- Task directions: Say how many lines hold the string "Carbon", and nothing more.

══ Information supplied ══

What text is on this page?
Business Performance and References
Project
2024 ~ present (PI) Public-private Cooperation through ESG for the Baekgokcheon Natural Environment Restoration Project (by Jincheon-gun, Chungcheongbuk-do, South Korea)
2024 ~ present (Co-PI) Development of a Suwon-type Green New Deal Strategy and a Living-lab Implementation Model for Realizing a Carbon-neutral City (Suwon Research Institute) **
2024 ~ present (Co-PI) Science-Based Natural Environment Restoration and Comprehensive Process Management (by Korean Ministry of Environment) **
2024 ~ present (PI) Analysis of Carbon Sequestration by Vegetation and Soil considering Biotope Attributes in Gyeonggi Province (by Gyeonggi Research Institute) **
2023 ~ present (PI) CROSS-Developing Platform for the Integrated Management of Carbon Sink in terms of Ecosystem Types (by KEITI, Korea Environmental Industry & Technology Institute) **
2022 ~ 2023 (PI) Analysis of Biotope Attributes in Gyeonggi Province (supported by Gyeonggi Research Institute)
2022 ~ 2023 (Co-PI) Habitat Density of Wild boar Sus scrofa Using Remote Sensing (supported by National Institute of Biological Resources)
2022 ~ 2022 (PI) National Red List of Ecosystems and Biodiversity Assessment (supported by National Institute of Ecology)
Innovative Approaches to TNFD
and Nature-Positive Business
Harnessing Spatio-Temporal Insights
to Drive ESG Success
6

═══

- Result of the task: 3